# WRITTEN TASK
Count how many lines in this material contain "векторов". The answer is that number alone.

# RECORDS FOR PROCESSING

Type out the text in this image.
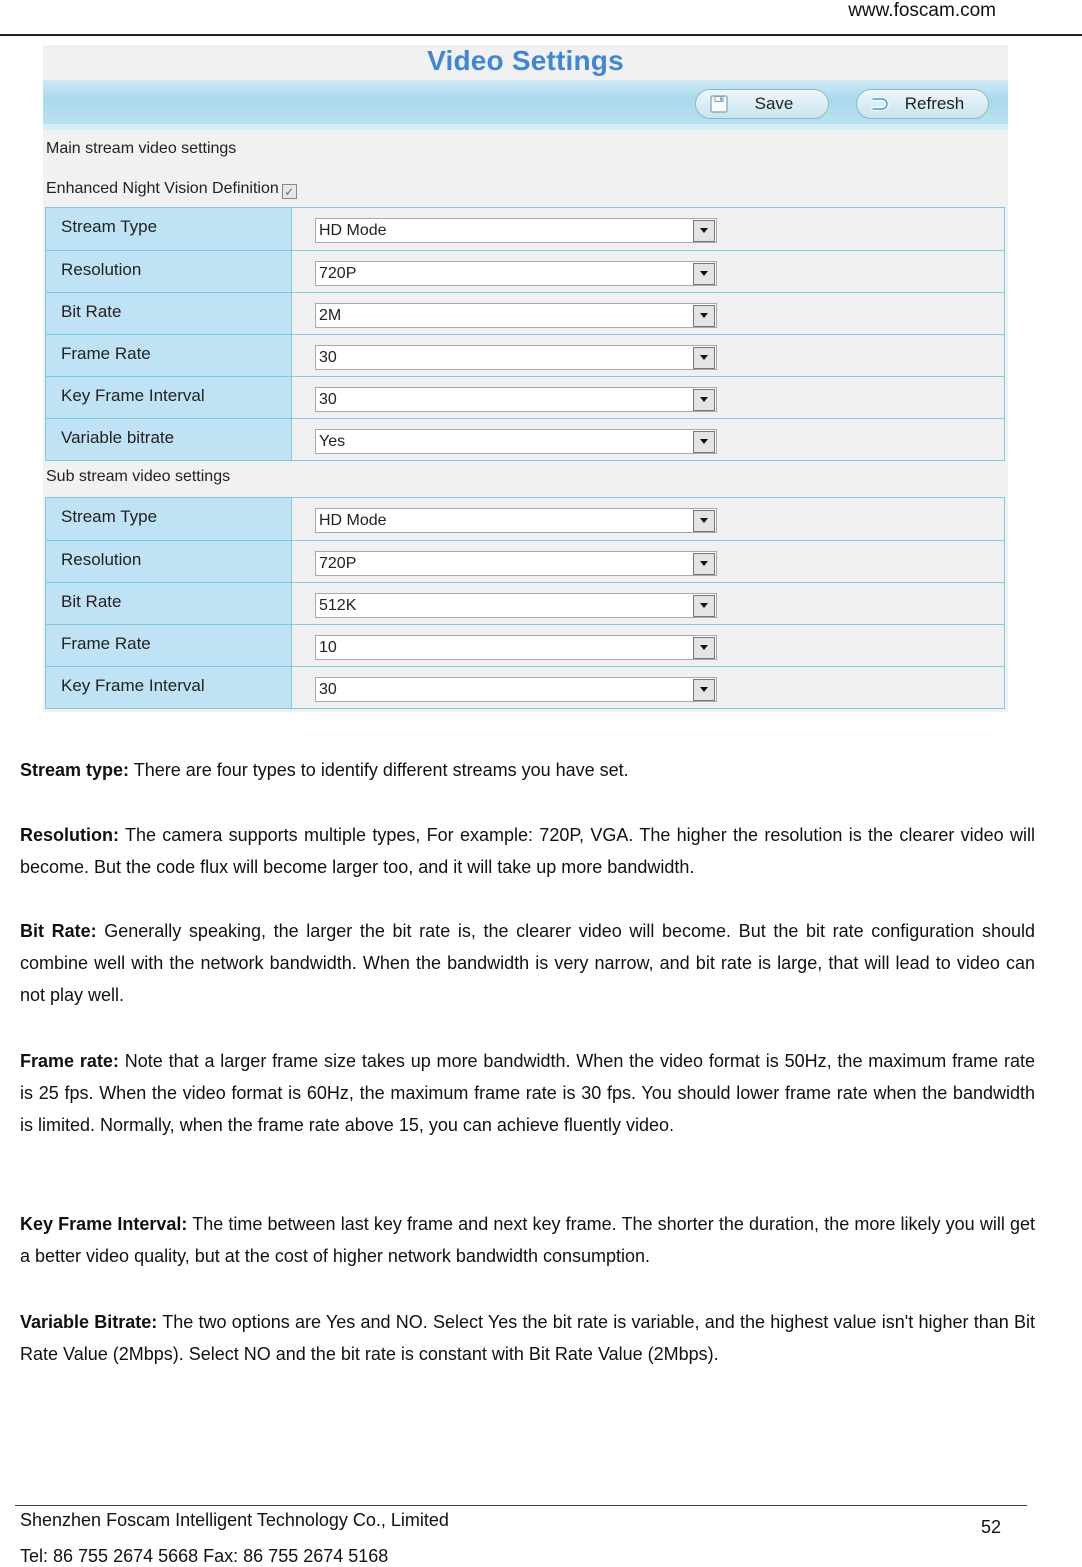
www.foscam.com
Video Settings
Save	Refresh
Main stream video settings
Enhanced Night Vision Definition ✓
Stream Type	HD Mode
Resolution	720P
Bit Rate	2M
Frame Rate	30
Key Frame Interval	30
Variable bitrate	Yes
Sub stream video settings
Stream Type	HD Mode
Resolution	720P
Bit Rate	512K
Frame Rate	10
Key Frame Interval	30

Stream type: There are four types to identify different streams you have set.

Resolution: The camera supports multiple types, For example: 720P, VGA. The higher the resolution is the clearer video will become. But the code flux will become larger too, and it will take up more bandwidth.

Bit Rate: Generally speaking, the larger the bit rate is, the clearer video will become. But the bit rate configuration should combine well with the network bandwidth. When the bandwidth is very narrow, and bit rate is large, that will lead to video can not play well.

Frame rate: Note that a larger frame size takes up more bandwidth. When the video format is 50Hz, the maximum frame rate is 25 fps. When the video format is 60Hz, the maximum frame rate is 30 fps. You should lower frame rate when the bandwidth is limited. Normally, when the frame rate above 15, you can achieve fluently video.

Key Frame Interval: The time between last key frame and next key frame. The shorter the duration, the more likely you will get a better video quality, but at the cost of higher network bandwidth consumption.

Variable Bitrate: The two options are Yes and NO. Select Yes the bit rate is variable, and the highest value isn't higher than Bit Rate Value (2Mbps). Select NO and the bit rate is constant with Bit Rate Value (2Mbps).

Shenzhen Foscam Intelligent Technology Co., Limited	52
Tel: 86 755 2674 5668 Fax: 86 755 2674 5168
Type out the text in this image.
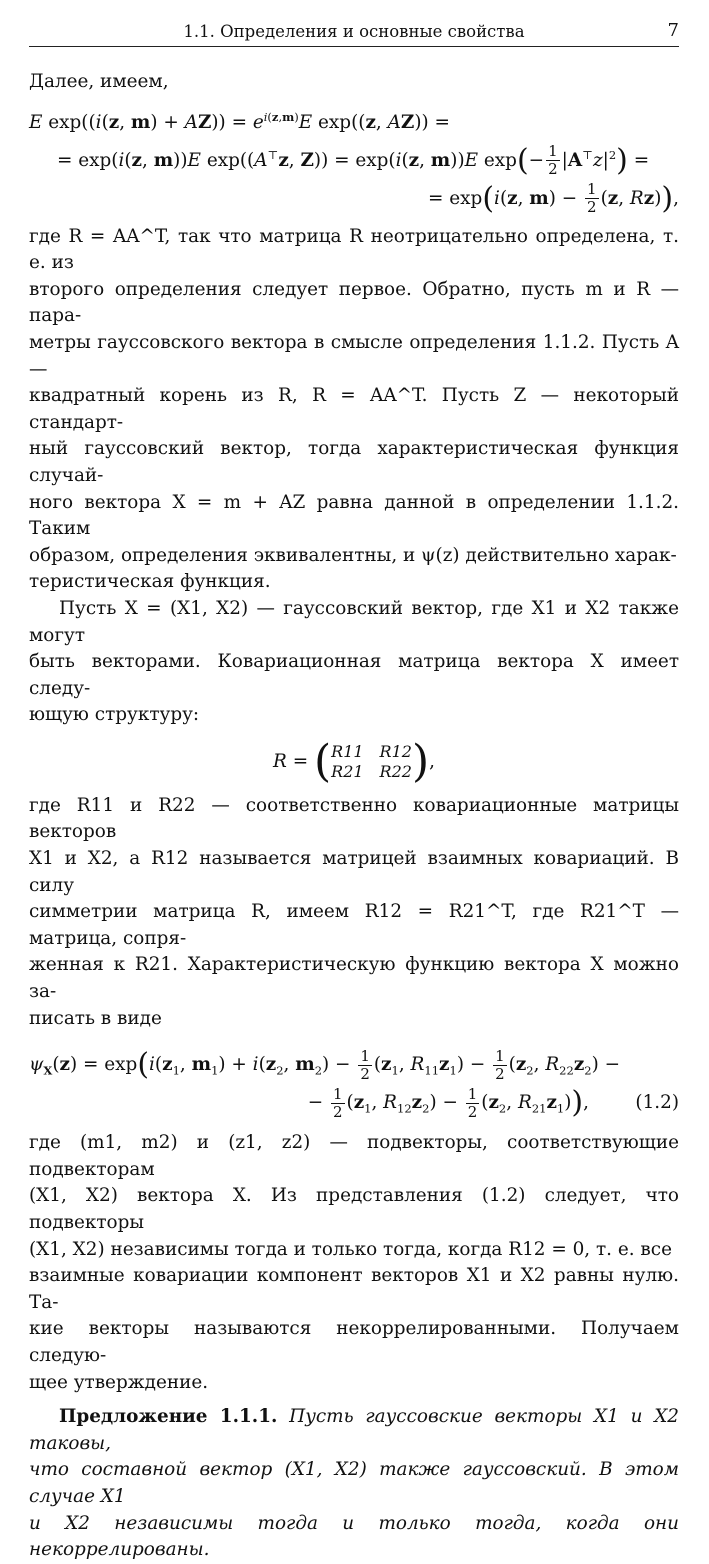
1.1. Определения и основные свойства	7

Далее, имеем,

E exp((i(z, $m) + AZ)) = e^{i(z,m)}E$ exp((z, AZ)) =
= exp(i(z, m))E exp((A⊤z, Z)) = exp(i(z, m))E $\exp(- \frac{1}{2} |A^⊤z|^2)$ =
= exp(i(z, $m) - \frac{1}{2} (z$, Rz)),

где R = AA^T, так что матрица R неотрицательно определена, т. е. из

второго определения следует первое. Обратно, пусть m и R — пара-

метры гауссовского вектора в смысле определения 1.1.2. Пусть A —

квадратный корень из R, R = AA^T. Пусть Z — некоторый стандарт-

ный гауссовский вектор, тогда характеристическая функция случай-

ного вектора X = m + AZ равна данной в определении 1.1.2. Таким

образом, определения эквивалентны, и ψ(z) действительно харак-

теристическая функция.

Пусть X = (X1, X2) — гауссовский вектор, где X1 и X2 также могут

быть векторами. Ковариационная матрица вектора X имеет следу-

ющую структуру:

R = ( R11 R12
R21 R22 ),

где R11 и R22 — соответственно ковариационные матрицы векторов

X1 и X2, а R12 называется матрицей взаимных ковариаций. В силу

симметрии матрица R, имеем R12 = R21^T, где R21^T — матрица, сопря-

женная к R21. Характеристическую функцию вектора X можно за-

писать в виде

$\psi_X(z) = \exp(i(z_1$, $m_1) + i(z_2$, $m_2) - \frac{1}{2} (z_1$, $R_{11}z_1) - \frac{1}{2} (z_2$, $R_{22}z_2$) −
− $\frac{1}{2} (z_1$, $R_{12}z_2) - \frac{1}{2} (z_2$, $R_{21}z_1$)),	(1.2)

где (m1, m2) и (z1, z2) — подвекторы, соответствующие подвекторам

(X1, X2) вектора X. Из представления (1.2) следует, что подвекторы

(X1, X2) независимы тогда и только тогда, когда R12 = 0, т. е. все

взаимные ковариации компонент векторов X1 и X2 равны нулю. Та-

кие векторы называются некоррелированными. Получаем следую-

щее утверждение.

Предложение 1.1.1. Пусть гауссовские векторы X1 и X2 таковы,

что составной вектор (X1, X2) также гауссовский. В этом случае X1

и X2 независимы тогда и только тогда, когда они некоррелированы.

# SOLUTION TO THIS EXERCISE
2